** Task requirements **
Using the listing below, extract each line that has the word "document" in it.

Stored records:
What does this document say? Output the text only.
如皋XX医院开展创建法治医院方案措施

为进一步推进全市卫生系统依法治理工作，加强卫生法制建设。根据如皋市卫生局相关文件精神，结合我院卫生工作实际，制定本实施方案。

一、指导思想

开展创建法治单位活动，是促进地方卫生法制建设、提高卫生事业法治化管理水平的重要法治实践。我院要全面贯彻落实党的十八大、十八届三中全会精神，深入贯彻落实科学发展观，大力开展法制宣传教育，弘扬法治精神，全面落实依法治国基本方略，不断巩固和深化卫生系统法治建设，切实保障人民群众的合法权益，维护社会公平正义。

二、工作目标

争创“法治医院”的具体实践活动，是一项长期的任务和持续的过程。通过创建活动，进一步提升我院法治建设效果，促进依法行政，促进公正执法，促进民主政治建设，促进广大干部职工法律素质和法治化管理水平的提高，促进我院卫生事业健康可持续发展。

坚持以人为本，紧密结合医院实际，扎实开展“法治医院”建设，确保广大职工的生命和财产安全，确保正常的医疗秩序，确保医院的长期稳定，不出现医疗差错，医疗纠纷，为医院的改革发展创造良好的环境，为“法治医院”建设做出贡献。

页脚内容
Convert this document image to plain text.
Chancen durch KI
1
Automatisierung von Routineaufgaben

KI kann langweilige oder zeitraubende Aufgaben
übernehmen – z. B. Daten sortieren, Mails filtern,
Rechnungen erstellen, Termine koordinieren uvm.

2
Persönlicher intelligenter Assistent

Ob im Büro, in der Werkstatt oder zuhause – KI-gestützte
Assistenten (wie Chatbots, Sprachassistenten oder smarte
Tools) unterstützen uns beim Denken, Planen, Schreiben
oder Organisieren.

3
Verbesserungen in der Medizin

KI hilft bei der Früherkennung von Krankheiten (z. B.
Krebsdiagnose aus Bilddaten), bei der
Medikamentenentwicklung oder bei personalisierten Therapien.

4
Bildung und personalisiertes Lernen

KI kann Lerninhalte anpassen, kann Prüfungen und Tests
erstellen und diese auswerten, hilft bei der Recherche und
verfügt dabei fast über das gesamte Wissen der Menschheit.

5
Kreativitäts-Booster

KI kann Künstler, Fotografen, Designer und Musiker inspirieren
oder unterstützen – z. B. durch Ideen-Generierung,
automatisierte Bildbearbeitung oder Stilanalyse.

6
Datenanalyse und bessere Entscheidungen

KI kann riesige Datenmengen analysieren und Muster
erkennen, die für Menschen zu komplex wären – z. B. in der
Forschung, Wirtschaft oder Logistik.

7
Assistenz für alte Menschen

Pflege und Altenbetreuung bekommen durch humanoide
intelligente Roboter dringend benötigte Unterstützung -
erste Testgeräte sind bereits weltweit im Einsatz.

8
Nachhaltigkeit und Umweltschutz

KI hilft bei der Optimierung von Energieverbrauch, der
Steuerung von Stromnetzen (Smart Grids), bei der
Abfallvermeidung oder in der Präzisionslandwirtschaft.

** Task solution **
What does this document say? Output the text only.
Convert this document image to plain text.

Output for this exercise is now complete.